SEFAZ/SE informa que o Governo do Estado publicou um decreto com alterações no Regulamento do ICMS relacionadas à Nota Fiscal Eletrônica (NF-e) e ao Documento Auxiliar da NF-e.
As mudanças criam uma seção específica para procedimentos de correção de erro identificado na NF-e no ato da entrega quando não for permitida a emissão de nota fiscal complementar, nota de crédito do tipo “Redução de valores” ou Carta de Correção eletrônica.
Uma das regras centrais permite que o remetente corrija a NF-e em até 168 horas do ato da entrega, desde que a correção não gere circulação de mercadoria decorrente dessa alteração.
“Na hipótese de erro identificado na Nota Fiscal eletrônica – NF-e, no ato da entrega, quando não permitida a emissão de nota fiscal complementar, de nota de crédito do tipo “Redução de valores” ou de Carta de Correção eletrônica, em operação interna ou interestadual, o remetente poderá efetuar os procedimentos de correção previstos neste artigo em até 168 (cento e sessenta e oito) horas do ato da entrega, desde que não ocorra circulação de mercadoria decorrente desta correção.”
O decreto esclarece que, quando houver alteração de valores ou quantidades, a operação deverá ser regularizada por nota fiscal complementar ou por nota de crédito do tipo “Redução de valores”.
──────────
Instruções do exercício:
A. Segundo o texto sobre a correção da NF-e, qual é o prazo, contado do ato da entrega, para o remetente efetuar a correção?
B. Dê continuidade ao texto sobre a correção da NF-e a partir da última frase apresentada.
Os dados não têm relação com o texto sobre a correção da NF-e.

Material de origem:
──────────
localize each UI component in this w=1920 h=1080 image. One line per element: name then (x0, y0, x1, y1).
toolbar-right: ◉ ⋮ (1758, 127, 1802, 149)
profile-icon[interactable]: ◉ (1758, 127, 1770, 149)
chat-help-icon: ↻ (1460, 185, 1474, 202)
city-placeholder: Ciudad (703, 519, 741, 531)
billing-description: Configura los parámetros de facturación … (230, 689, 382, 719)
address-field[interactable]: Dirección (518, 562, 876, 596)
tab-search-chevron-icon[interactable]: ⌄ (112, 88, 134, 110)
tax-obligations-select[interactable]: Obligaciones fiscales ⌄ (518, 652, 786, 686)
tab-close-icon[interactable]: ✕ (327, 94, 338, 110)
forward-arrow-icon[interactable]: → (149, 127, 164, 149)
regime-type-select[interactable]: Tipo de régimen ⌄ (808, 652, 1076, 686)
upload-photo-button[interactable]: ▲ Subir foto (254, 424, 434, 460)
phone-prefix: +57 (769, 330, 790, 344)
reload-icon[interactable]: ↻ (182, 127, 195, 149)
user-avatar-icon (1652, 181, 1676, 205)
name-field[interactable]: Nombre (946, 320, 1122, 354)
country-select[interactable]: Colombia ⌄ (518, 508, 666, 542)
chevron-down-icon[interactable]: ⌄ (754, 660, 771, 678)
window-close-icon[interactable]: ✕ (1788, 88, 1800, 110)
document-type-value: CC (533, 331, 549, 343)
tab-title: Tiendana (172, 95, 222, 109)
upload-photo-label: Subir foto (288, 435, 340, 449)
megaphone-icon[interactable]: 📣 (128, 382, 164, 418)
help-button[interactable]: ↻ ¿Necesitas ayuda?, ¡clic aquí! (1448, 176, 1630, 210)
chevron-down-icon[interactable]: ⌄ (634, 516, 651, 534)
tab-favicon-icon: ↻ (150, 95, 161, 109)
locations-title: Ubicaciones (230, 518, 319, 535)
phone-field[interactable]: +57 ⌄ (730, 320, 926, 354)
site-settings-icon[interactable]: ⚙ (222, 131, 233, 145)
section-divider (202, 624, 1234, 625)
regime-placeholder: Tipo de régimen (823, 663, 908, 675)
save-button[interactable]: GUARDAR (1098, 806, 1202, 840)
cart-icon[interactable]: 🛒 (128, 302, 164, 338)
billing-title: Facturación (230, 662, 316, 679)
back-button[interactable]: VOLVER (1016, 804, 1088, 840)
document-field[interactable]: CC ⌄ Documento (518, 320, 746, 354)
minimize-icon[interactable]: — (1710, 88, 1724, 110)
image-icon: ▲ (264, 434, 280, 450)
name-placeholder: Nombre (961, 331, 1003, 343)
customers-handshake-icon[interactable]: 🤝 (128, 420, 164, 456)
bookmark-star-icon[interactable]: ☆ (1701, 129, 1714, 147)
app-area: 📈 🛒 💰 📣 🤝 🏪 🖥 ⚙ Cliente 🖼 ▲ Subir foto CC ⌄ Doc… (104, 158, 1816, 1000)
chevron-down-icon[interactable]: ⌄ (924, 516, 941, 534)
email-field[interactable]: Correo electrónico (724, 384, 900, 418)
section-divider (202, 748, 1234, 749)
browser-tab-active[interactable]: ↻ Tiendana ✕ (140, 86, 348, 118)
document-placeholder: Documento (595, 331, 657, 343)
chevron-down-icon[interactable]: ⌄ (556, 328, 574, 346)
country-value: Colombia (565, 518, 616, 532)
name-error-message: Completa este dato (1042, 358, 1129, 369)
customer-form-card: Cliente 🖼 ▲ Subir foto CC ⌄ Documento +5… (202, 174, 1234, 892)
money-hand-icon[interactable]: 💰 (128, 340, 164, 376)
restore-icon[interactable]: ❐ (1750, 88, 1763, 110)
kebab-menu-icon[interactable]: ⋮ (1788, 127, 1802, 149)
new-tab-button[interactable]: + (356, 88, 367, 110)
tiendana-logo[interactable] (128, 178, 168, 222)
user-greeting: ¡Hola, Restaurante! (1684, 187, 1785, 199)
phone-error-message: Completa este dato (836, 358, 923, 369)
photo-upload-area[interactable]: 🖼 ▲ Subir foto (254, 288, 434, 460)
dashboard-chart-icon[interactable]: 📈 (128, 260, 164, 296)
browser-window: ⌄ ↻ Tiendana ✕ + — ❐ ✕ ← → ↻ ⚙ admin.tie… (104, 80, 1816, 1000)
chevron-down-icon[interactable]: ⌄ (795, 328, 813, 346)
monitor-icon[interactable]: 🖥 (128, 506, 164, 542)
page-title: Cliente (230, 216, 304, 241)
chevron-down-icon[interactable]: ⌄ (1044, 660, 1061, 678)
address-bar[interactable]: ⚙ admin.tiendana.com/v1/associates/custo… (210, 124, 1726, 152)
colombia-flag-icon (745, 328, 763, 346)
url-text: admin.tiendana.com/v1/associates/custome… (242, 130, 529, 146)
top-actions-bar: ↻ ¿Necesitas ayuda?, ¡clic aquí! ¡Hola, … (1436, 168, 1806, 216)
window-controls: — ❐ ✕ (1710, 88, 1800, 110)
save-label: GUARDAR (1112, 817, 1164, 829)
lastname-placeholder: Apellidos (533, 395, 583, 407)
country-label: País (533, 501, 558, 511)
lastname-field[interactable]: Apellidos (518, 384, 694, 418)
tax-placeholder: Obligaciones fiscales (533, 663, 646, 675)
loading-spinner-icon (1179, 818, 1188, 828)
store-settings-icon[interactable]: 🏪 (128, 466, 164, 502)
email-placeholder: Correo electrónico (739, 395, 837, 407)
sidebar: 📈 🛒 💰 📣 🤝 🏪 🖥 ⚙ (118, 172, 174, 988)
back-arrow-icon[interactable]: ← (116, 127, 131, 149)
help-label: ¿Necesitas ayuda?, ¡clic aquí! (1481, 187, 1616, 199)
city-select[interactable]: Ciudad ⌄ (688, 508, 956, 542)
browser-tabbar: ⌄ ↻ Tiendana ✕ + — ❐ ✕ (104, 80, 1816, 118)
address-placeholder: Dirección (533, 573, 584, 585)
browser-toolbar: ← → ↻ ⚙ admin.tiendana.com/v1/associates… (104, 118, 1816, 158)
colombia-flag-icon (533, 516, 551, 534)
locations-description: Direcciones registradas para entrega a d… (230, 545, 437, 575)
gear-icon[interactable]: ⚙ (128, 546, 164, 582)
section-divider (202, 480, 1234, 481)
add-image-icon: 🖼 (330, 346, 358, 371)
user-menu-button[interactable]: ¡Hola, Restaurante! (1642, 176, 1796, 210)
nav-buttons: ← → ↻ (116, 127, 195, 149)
──────────
Respostas do exercício:
A. Até 168 horas do ato da entrega.

B.
“Na hipótese de alteração de valores ou quantidades, deve ser utilizada nota fiscal complementar ou nota de crédito do tipo ‘Redução de valores’, prevista no art. 328-R-J, conforme o caso.”
Para casos de correção da NF-e de saída original, o remetente passa a ter obrigação de emitir uma nova NF-e de saída com as informações corrigidas e os requisitos exigidos pelo regulamento.
Foi revogado o §4º-A do art. 328-Z-N do Regulamento do ICMS.
Também houve atualização sobre a identificação do destinatário: deve constar CNPJ ou CPF ou, tratando-se de estrangeiro, documento de identificação admitido na legislação civil.
Nas operações não presenciais, passou a ser exigida a informação do endereço do destinatário.
Além disso, foi reafirmado que o adquirente deve informar CPF ou CNPJ quando solicitado pelas regras específicas do documento.
Na prática, empresas e sistemas fiscais deverão revisar procedimentos e configurações de emissão de NF-e para suportar os novos fluxos de correção, exigência de endereço em vendas não presenciais e a validação de CPF/CNPJ do destinatário.
Recomenda-se que os departamentos fiscais e de TI avaliem ajustes em ERPs, integrações e processos de atendimento para evitar rejeições ou irregularidades na escrituração fiscal.
O decreto entra em vigor na data de sua publicação e produz efeitos gerais a partir de 9 de abril de 2026, com exceções previstas para algumas disposições.
Em particular, a nova Seção II-A e os artigos relacionados à correção da NF-e produzirão efeitos a partir de 1º de junho de 2026.
A exigência que inclui a informação de endereço nas operações não presenciais (alínea “d” do inciso VII do art. 328-Z-Q) produzirá efeitos a partir de 3 de agosto de 2026.